**WHAT IS BEING ASKED**. Lines holding the string "بویین" are the ones to copy from this listing.
-- start of EXTRACTED RECORDS --
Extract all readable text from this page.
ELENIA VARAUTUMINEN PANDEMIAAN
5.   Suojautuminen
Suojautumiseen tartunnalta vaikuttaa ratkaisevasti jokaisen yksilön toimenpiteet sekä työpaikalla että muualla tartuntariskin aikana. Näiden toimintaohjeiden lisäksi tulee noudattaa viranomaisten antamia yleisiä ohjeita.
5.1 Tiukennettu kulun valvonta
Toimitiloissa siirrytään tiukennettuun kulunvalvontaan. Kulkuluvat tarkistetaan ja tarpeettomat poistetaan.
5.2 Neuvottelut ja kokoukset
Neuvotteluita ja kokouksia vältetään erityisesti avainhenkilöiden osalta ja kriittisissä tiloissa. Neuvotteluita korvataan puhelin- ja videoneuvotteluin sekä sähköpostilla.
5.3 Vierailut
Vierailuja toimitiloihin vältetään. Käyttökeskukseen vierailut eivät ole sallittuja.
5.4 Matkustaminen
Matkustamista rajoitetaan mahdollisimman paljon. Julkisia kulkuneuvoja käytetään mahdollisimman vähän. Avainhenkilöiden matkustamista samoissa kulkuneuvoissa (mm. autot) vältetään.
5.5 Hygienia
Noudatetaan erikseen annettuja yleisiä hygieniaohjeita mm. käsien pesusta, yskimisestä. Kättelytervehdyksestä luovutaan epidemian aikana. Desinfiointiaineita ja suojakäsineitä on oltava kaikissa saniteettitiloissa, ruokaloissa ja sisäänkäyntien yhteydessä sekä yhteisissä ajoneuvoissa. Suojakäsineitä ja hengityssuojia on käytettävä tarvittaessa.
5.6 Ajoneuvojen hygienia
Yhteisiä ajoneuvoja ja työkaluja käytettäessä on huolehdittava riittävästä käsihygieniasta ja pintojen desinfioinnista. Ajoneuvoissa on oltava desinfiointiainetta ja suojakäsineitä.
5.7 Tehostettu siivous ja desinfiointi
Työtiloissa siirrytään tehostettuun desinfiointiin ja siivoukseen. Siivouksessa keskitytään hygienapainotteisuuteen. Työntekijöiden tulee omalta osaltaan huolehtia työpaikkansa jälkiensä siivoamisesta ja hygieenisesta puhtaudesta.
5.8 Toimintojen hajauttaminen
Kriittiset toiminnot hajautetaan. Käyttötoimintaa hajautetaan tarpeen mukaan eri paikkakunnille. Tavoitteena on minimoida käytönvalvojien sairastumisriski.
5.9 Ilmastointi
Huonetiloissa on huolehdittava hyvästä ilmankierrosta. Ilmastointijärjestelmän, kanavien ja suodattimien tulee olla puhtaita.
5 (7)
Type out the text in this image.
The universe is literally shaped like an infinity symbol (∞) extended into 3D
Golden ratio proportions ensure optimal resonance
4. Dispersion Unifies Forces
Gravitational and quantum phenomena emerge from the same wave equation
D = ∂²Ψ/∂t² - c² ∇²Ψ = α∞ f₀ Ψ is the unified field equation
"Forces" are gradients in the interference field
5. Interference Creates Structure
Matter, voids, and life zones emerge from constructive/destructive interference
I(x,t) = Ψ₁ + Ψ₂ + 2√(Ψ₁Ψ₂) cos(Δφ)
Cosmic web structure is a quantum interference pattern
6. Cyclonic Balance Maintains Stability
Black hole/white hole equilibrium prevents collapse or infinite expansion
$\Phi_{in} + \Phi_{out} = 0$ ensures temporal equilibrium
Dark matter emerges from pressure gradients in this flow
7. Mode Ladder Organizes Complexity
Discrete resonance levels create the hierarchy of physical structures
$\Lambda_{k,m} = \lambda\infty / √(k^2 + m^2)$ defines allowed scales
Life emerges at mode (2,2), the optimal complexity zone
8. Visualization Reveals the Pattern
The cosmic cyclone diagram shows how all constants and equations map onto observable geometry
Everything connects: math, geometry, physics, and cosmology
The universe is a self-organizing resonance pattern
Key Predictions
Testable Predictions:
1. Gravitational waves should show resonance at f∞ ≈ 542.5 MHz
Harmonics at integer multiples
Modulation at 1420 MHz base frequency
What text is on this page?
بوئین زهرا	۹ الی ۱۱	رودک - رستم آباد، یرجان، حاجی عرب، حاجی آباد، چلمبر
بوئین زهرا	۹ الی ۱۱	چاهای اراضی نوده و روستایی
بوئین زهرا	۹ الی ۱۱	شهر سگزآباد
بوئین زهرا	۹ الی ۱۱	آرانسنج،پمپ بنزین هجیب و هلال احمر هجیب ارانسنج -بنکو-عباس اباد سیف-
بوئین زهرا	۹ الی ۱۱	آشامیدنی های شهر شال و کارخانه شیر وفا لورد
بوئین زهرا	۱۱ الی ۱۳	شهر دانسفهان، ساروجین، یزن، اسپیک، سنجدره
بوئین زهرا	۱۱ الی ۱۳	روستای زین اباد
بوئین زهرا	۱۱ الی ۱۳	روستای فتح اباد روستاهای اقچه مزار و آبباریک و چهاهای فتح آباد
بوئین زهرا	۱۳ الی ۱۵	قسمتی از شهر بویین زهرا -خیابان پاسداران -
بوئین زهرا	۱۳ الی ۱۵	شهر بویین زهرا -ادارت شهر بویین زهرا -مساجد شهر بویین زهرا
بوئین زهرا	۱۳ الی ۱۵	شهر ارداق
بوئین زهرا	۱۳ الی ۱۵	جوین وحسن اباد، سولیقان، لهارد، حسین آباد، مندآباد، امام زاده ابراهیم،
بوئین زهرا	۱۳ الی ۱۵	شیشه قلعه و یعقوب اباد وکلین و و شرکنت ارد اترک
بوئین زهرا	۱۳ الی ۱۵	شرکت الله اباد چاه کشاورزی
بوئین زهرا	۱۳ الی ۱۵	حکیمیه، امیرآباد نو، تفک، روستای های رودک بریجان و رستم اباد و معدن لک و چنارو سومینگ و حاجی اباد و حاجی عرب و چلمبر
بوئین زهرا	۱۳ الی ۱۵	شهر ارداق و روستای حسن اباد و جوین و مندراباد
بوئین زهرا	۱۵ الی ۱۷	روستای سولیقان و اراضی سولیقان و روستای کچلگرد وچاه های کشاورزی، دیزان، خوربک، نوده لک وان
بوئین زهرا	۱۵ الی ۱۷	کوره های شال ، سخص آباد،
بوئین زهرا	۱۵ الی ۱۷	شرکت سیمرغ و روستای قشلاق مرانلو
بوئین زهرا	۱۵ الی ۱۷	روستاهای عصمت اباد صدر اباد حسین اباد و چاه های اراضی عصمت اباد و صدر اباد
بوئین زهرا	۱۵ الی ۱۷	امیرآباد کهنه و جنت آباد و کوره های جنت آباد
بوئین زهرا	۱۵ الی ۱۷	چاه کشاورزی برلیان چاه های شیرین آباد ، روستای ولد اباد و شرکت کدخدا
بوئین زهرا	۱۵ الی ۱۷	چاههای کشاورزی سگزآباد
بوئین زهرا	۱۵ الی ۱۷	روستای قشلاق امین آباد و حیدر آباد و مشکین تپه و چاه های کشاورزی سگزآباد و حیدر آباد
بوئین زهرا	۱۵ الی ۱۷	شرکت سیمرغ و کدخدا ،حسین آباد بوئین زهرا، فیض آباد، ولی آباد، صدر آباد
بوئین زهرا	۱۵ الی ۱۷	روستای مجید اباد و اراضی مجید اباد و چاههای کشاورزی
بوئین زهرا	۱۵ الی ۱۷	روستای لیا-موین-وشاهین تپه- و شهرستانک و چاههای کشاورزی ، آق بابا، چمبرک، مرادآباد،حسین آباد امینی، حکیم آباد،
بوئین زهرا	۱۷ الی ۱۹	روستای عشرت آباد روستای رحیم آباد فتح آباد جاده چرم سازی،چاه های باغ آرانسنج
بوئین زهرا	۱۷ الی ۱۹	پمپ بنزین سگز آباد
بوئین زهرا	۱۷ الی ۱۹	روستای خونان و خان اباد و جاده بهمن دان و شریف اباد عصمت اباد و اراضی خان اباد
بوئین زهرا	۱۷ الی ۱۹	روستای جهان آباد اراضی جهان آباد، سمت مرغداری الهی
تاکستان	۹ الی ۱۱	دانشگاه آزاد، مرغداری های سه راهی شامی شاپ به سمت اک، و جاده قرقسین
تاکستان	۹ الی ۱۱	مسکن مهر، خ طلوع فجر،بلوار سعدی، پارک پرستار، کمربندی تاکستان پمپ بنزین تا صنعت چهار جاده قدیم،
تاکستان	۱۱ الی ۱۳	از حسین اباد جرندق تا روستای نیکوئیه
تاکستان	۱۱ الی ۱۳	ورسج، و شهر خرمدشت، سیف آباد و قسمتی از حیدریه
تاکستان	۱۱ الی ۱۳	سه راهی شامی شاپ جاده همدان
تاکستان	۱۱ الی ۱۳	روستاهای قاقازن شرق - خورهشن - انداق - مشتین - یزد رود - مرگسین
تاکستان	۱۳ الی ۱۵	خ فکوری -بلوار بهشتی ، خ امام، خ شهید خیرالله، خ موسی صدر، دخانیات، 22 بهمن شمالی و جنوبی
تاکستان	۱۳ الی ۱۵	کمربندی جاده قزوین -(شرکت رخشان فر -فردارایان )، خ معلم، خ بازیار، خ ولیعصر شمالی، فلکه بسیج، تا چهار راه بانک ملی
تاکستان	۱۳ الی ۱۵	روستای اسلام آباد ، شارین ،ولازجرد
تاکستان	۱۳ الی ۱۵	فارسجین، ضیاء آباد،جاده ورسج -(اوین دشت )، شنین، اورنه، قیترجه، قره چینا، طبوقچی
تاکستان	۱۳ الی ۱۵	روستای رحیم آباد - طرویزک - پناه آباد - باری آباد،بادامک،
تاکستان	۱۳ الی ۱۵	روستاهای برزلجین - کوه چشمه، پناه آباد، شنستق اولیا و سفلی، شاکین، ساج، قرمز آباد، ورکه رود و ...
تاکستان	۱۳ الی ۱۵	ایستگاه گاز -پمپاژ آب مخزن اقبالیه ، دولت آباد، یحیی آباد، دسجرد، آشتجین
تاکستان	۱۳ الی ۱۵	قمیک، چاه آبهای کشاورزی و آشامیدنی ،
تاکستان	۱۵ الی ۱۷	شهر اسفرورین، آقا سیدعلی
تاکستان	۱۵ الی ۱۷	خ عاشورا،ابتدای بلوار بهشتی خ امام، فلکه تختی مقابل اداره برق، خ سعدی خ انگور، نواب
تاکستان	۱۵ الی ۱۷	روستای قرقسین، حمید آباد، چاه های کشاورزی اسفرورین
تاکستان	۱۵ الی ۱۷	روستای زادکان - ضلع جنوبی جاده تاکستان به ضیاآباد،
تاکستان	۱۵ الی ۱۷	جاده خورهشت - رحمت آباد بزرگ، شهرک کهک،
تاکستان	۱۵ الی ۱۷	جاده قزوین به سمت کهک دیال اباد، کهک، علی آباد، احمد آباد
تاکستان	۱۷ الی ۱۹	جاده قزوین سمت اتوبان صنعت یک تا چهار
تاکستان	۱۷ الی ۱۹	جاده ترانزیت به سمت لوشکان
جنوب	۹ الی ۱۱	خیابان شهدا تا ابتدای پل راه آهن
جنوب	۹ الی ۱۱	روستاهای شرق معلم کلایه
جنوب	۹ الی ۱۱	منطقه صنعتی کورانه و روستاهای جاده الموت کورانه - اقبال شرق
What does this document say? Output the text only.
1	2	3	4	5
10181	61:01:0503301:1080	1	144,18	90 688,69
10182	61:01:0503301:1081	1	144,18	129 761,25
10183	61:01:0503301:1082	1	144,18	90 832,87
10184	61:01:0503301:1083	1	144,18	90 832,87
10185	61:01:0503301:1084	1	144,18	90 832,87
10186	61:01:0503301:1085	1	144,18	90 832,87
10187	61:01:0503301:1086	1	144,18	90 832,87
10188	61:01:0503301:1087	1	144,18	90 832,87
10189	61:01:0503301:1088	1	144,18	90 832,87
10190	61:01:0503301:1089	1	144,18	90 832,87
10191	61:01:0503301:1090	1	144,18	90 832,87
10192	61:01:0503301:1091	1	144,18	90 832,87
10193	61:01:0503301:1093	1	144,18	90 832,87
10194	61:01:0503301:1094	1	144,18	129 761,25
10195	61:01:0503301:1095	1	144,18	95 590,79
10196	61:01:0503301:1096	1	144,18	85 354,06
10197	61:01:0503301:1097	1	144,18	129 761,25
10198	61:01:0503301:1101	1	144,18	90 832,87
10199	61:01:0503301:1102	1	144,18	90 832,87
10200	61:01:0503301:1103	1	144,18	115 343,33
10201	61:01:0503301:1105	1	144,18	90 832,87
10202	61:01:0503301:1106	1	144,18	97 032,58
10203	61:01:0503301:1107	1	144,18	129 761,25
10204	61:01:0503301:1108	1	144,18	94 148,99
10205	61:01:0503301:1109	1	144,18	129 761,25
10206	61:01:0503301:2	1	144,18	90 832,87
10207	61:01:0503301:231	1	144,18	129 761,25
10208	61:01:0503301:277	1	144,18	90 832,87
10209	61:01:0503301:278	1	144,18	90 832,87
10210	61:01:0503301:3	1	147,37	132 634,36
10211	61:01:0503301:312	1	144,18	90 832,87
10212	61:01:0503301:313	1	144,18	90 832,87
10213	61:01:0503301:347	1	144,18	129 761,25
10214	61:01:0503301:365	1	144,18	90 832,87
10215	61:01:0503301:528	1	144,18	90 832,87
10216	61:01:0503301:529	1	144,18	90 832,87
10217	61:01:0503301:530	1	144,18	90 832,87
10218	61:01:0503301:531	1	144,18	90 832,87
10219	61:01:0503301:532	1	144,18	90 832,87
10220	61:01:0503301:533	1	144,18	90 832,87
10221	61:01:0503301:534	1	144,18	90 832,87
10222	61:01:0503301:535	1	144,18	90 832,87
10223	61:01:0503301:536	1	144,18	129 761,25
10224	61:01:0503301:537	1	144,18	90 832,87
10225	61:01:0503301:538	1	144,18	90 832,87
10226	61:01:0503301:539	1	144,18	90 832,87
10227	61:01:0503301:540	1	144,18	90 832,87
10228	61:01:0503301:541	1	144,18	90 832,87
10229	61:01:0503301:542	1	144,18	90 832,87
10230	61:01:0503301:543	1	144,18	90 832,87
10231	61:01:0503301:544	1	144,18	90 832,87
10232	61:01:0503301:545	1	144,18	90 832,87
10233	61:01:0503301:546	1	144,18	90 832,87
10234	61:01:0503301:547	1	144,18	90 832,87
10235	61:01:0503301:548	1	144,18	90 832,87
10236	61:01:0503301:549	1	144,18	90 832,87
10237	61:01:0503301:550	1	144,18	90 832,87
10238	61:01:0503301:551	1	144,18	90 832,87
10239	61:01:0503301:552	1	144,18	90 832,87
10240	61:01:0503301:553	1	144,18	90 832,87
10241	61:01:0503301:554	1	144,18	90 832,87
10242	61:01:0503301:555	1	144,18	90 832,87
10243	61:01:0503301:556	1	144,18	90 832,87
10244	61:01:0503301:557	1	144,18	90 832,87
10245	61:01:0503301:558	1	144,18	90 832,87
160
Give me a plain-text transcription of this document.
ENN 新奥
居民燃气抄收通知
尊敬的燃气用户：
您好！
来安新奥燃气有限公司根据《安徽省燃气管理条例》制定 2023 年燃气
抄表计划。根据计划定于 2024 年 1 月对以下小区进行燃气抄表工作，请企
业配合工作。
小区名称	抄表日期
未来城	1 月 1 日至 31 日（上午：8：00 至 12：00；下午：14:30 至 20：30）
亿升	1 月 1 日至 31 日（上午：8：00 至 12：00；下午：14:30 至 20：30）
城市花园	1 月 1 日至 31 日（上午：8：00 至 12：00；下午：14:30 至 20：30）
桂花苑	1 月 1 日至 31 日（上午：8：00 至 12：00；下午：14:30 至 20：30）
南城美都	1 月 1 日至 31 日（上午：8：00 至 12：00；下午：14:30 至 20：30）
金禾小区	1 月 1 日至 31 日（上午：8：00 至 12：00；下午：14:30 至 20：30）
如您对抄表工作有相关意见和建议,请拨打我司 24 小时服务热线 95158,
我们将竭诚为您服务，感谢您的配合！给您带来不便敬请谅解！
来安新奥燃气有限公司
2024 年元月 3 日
-- end of EXTRACTED RECORDS --
**ANSWER TO THIS PROBLEM**.
بوئین زهرا	۱۳ الی ۱۵	قسمتی از شهر بویین زهرا -خیابان پاسداران -
بوئین زهرا	۱۳ الی ۱۵	شهر بویین زهرا -ادارت شهر بویین زهرا -مساجد شهر بویین زهرا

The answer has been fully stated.